■ EXERCISES ■
1. Summarize the Vichyssoise recipe below in two sentences.
2. According to the Vichyssoise recipe below, which kinds of potatoes should be used?
3. Reproduce the passage of the Vichyssoise recipe below starting at "Start your course" and ending at "Idaho or Russet)".
=== EXCERPT ===
How fancy is this shindig? Here's an idea for an impressive and delicious course:
Vichyssoise to start, followed by crab-stuffed mushrooms.
Start your course with a Vichyssoise, a cold potato and leek soup.
This old-fashioned soup hardly gets noticed anymore, but it it
delicious and elegant. Serve it in cups with a swirled dollop of fresh cream and a splinkling of freshly chopped chives. I also serve mine with a flaky, buttery, mini croissant on the side as a fancy 'cracker'. This recipe makes 4 good-sized servings. Adjust accordingly.
Vichyssoise:
3 large leeks, white parts only, washed well and sliced thinly
2 Tablespoons butter
3 medium potatoes, peeled and diced (use Idaho or Russet)
3 cups chicken broth or stock
1 teaspoon salt
1 cup milk
1/4 teaspoon white pepper
1 cup whipping cream
extra fresh cream (optional)
=== SOURCE DATA ===
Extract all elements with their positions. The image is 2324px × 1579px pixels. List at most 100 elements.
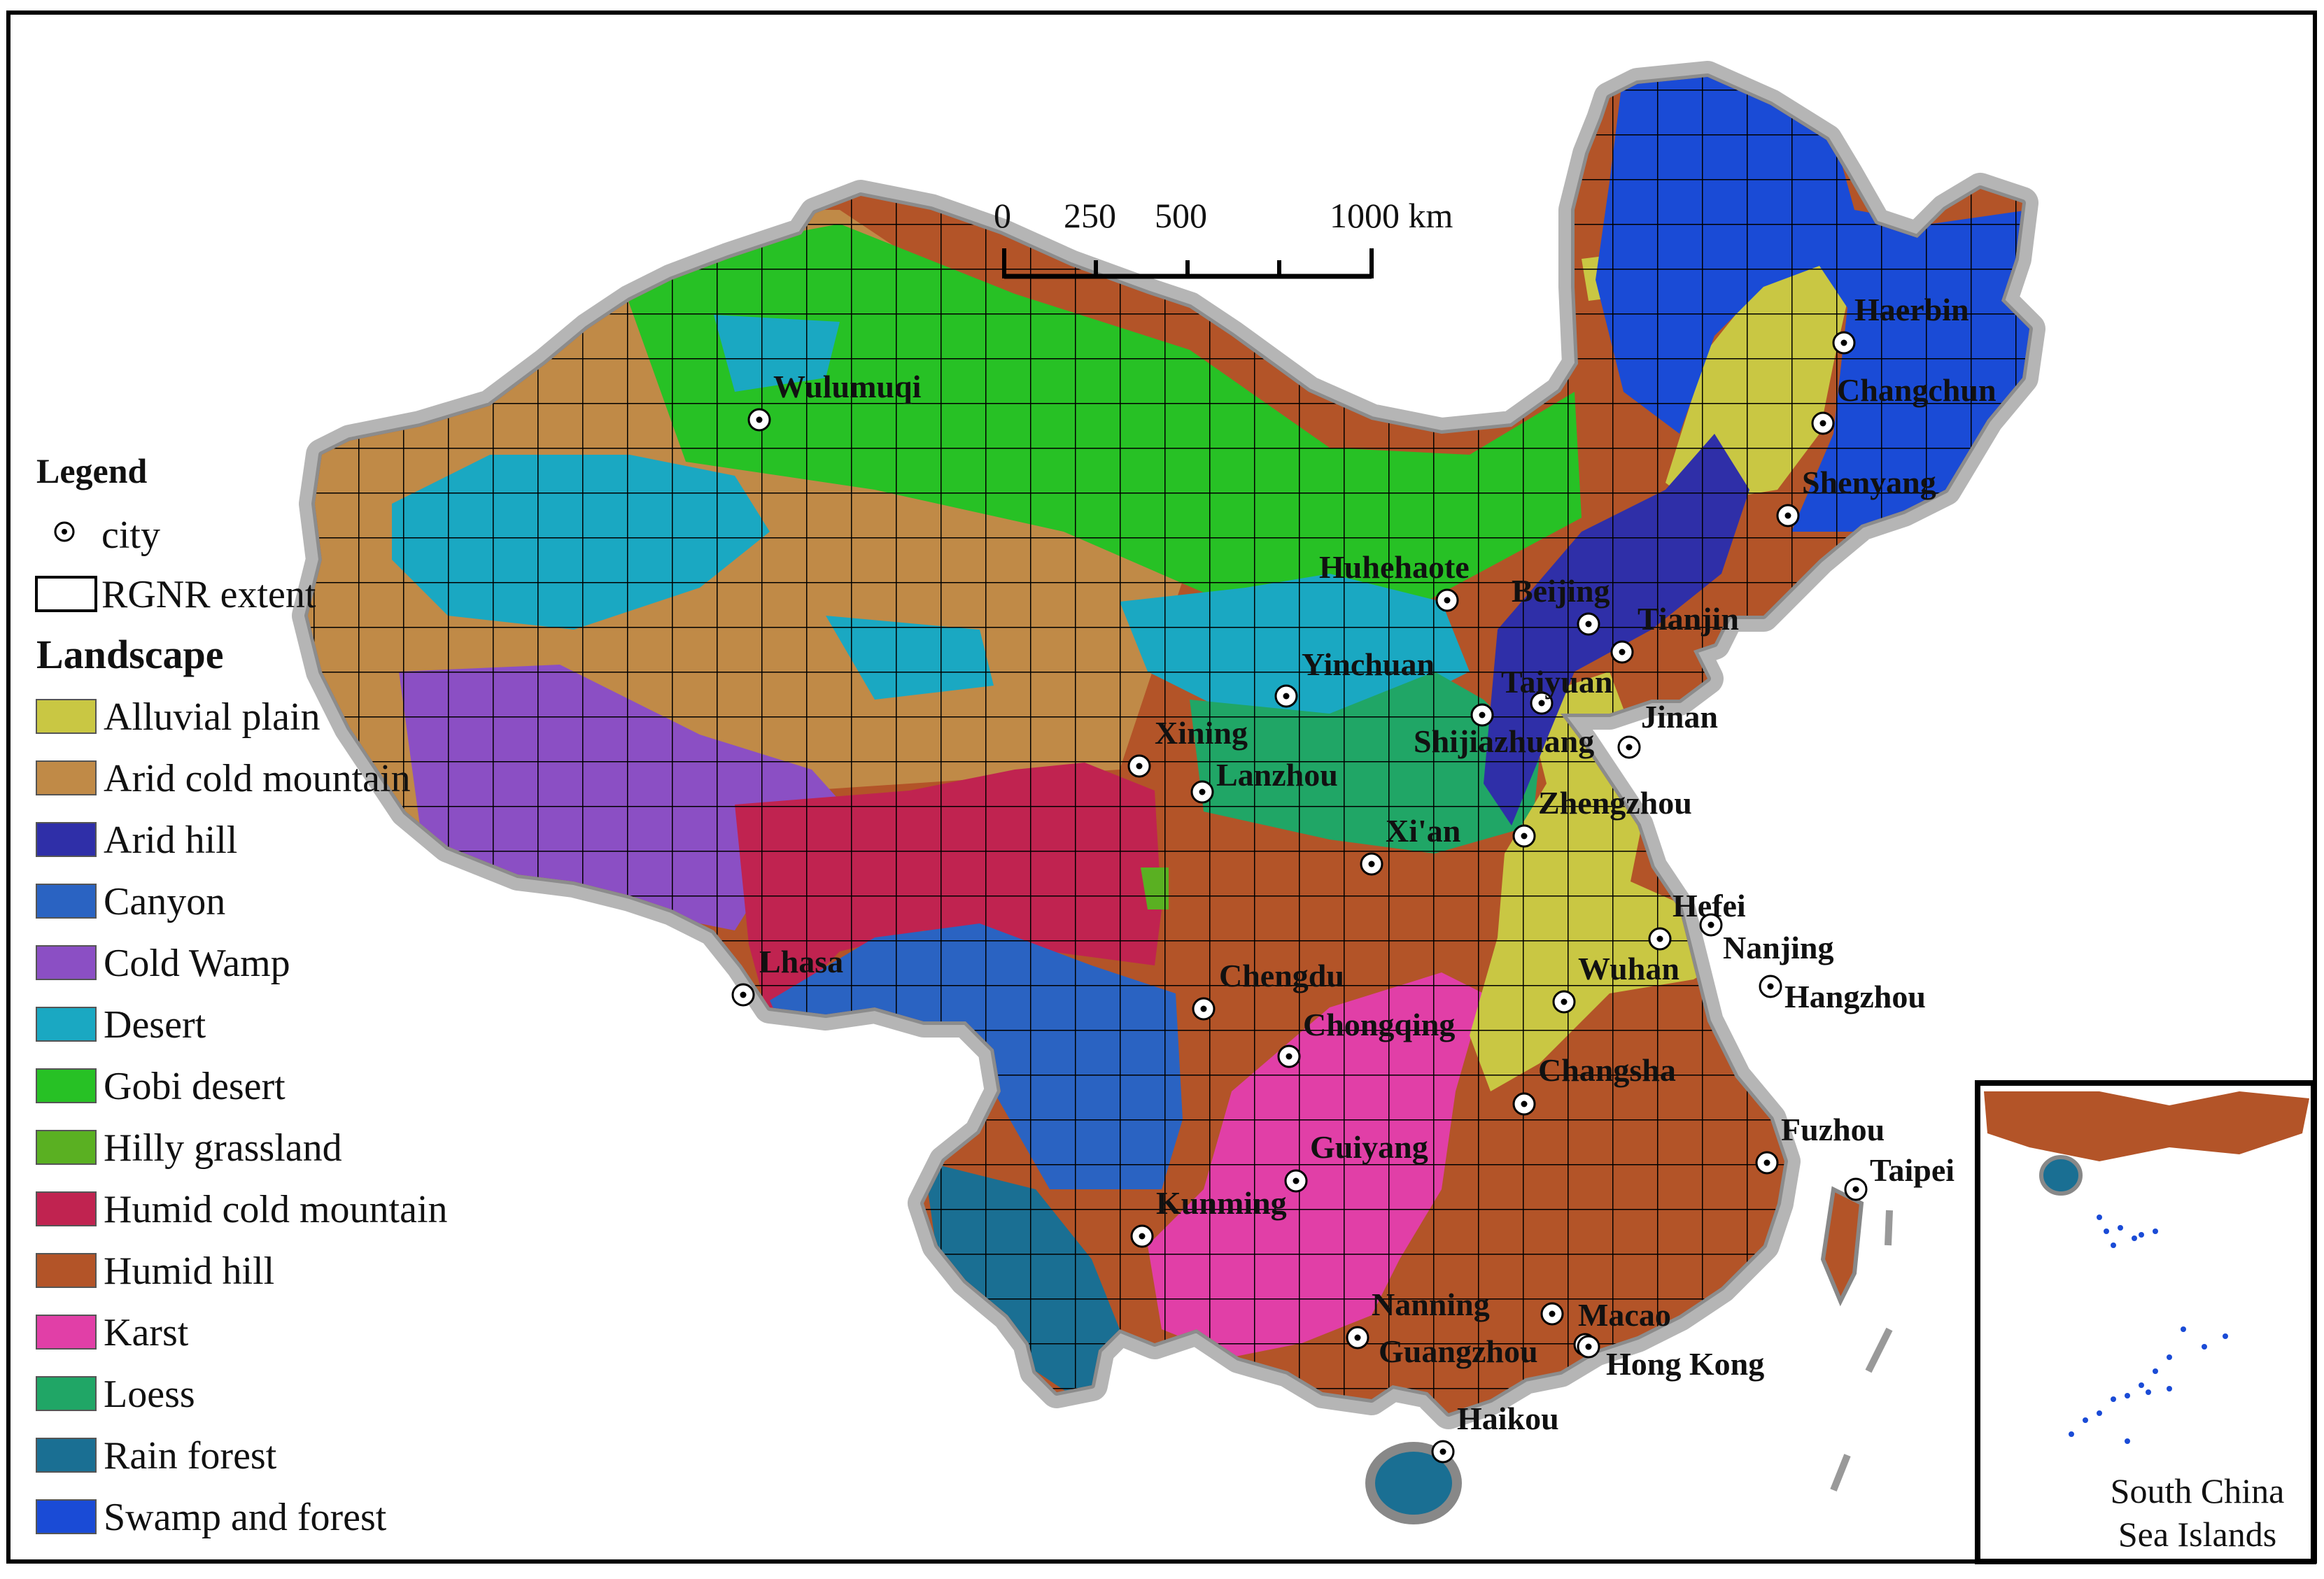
===
■ TASK RESULTS ■
1. The recipe proposes a course that opens with Vichyssoise, a cold potato and leek soup, followed by crab-stuffed mushrooms, with the soup served in cups topped with a swirl of fresh cream and chopped chives. It makes 4 good-sized servings and calls for leeks, butter, potatoes, chicken broth or stock, salt, milk, white pepper, and whipping cream.

2. Idaho or Russet potatoes.

3.
Start your course with a Vichyssoise, a cold potato and leek soup.
This old-fashioned soup hardly gets noticed anymore, but it it
delicious and elegant. Serve it in cups with a swirled dollop of fresh cream and a splinkling of freshly chopped chives. I also serve mine with a flaky, buttery, mini croissant on the side as a fancy 'cracker'. This recipe makes 4 good-sized servings. Adjust accordingly.
Vichyssoise:
3 large leeks, white parts only, washed well and sliced thinly
2 Tablespoons butter
3 medium potatoes, peeled and diced (use Idaho or Russet)